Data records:
↓↓↓
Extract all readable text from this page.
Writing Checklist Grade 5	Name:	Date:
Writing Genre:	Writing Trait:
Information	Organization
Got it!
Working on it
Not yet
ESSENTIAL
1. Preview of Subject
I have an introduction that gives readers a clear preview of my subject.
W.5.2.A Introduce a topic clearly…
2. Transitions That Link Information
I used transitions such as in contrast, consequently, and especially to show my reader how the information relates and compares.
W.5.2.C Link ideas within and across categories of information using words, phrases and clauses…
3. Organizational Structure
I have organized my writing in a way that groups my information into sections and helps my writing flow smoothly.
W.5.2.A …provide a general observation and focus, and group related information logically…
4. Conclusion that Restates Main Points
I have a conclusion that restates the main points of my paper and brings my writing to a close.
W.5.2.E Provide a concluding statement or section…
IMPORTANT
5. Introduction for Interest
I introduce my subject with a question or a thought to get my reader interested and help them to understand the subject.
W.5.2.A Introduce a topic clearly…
↑↑↑
» TO BE DONE
Transcribe every entry verbatim.

» TASK ANSWER
Extract all readable text from this page.
Writing Checklist Grade 5	Name:	Date:
Writing Genre:	Writing Trait:
Information	Organization
Got it!
Working on it
Not yet
ESSENTIAL
1. Preview of Subject
I have an introduction that gives readers a clear preview of my subject.
W.5.2.A Introduce a topic clearly…
2. Transitions That Link Information
I used transitions such as in contrast, consequently, and especially to show my reader how the information relates and compares.
W.5.2.C Link ideas within and across categories of information using words, phrases and clauses…
3. Organizational Structure
I have organized my writing in a way that groups my information into sections and helps my writing flow smoothly.
W.5.2.A …provide a general observation and focus, and group related information logically…
4. Conclusion that Restates Main Points
I have a conclusion that restates the main points of my paper and brings my writing to a close.
W.5.2.E Provide a concluding statement or section…
IMPORTANT
5. Introduction for Interest
I introduce my subject with a question or a thought to get my reader interested and help them to understand the subject.
W.5.2.A Introduce a topic clearly…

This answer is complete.